- [CHALLENGE]
Work out the number of lines in the records that include the word "Tredn"; reply with that number alone.

■ ■ ■ ■

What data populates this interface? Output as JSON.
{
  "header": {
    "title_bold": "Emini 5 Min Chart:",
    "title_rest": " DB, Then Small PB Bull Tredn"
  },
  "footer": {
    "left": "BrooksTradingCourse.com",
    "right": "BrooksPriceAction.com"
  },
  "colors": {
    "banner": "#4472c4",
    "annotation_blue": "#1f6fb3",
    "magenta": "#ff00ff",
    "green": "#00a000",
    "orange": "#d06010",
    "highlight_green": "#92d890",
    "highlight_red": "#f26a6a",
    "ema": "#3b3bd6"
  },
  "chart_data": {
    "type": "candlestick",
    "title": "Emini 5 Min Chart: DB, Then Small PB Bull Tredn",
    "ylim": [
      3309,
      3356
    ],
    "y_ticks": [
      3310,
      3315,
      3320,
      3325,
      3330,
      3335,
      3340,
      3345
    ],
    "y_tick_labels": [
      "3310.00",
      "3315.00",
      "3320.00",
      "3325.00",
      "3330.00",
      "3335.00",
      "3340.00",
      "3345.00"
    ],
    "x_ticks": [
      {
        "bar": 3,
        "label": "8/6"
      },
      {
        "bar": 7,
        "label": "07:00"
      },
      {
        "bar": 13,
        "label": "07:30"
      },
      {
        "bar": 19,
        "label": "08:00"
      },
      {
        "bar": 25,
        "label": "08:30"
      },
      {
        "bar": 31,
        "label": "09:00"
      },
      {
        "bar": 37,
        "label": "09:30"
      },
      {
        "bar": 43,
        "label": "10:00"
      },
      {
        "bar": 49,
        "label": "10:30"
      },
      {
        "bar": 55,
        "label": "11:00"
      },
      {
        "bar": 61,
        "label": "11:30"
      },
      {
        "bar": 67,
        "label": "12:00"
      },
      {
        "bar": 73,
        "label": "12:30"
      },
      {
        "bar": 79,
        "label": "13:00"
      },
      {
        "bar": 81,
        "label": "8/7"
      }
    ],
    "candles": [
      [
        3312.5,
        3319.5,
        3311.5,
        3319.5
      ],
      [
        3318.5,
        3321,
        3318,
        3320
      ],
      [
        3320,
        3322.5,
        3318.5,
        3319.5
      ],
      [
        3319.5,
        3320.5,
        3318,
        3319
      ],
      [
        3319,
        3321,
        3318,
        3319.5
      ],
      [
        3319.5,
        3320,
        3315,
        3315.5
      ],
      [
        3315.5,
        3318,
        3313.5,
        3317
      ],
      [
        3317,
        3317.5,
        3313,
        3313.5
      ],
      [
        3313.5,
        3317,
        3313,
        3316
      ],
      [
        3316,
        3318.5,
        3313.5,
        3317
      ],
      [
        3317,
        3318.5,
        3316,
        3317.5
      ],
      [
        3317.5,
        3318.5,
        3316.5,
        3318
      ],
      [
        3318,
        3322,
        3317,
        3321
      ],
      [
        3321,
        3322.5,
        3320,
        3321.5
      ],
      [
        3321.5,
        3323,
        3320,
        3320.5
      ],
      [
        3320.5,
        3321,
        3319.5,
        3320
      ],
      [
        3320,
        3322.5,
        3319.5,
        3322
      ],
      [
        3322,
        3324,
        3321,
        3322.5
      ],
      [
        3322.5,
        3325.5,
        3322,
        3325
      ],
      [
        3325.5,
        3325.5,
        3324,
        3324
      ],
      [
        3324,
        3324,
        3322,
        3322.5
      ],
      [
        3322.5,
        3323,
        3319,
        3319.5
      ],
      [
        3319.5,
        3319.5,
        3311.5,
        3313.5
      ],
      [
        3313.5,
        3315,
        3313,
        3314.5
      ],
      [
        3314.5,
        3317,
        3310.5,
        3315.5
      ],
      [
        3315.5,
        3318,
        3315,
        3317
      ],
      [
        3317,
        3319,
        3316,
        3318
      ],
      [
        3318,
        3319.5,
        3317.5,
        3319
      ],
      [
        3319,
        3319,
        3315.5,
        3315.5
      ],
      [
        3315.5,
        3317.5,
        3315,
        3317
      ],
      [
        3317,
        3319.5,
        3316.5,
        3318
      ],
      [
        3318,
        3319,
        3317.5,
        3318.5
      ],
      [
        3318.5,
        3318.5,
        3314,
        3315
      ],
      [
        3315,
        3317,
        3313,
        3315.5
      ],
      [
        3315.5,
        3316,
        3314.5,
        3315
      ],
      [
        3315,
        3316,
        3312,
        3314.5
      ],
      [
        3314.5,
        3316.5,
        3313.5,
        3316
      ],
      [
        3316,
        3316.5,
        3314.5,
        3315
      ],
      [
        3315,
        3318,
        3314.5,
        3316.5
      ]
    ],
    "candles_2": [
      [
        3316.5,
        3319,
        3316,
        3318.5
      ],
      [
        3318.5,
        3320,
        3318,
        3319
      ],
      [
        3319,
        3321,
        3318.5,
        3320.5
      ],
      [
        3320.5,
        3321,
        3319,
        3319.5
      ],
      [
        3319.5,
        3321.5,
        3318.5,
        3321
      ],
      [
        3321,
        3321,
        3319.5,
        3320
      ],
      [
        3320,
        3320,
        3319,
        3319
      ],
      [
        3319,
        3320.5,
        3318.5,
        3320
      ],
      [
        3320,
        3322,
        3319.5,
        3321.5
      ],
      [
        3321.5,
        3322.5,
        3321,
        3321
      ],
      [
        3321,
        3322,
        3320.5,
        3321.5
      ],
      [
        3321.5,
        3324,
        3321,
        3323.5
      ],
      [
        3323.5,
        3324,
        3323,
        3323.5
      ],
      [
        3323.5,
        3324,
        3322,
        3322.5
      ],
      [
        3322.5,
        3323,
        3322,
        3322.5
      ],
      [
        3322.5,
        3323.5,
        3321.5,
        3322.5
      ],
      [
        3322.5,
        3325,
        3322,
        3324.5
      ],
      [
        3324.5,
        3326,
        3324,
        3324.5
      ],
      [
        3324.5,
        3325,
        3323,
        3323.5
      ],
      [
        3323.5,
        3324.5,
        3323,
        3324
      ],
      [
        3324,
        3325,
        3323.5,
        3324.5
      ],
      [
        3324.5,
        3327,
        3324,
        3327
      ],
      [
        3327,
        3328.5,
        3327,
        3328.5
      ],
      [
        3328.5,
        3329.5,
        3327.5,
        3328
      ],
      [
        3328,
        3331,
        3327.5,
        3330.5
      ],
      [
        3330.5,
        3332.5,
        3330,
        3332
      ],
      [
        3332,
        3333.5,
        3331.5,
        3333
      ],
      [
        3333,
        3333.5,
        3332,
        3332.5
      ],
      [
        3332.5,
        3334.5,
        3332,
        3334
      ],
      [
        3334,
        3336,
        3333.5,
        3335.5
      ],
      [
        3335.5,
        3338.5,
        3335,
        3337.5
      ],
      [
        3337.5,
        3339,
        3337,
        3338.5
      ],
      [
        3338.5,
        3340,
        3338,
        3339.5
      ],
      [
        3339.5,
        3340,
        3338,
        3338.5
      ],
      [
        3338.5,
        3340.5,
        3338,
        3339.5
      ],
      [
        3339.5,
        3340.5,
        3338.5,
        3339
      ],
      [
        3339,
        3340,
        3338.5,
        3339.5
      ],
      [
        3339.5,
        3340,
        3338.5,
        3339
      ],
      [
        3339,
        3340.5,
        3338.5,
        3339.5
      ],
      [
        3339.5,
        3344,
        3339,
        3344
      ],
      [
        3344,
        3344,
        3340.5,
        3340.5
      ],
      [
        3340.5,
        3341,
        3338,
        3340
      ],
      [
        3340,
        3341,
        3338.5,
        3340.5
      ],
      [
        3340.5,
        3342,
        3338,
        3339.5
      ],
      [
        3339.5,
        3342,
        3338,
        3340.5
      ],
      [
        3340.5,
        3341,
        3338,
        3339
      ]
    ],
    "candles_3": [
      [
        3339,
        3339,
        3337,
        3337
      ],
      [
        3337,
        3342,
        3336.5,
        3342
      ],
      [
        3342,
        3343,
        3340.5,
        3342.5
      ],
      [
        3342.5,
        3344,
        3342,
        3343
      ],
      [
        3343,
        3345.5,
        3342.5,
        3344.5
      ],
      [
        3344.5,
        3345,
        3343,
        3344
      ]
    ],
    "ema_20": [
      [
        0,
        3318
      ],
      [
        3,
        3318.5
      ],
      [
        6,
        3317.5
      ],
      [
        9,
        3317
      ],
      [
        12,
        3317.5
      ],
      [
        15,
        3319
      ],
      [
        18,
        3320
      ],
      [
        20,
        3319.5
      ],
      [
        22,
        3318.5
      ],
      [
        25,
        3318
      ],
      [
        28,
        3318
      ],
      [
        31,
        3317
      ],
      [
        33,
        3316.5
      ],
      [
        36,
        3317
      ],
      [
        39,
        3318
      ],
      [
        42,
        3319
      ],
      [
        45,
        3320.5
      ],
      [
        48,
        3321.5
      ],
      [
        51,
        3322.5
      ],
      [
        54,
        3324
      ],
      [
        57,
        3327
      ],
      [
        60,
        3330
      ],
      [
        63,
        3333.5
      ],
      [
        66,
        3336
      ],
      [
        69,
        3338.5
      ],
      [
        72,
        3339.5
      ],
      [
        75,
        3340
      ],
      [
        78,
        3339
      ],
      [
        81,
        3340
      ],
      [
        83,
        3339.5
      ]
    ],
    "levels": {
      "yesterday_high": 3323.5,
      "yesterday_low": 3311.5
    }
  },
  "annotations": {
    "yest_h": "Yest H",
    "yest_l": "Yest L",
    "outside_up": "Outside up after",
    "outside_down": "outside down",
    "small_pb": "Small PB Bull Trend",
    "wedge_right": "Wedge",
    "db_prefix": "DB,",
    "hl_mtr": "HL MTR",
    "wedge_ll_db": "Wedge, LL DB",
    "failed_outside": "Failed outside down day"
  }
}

■ ■ ■ ■

- [EXERCISE OUTPUT]
2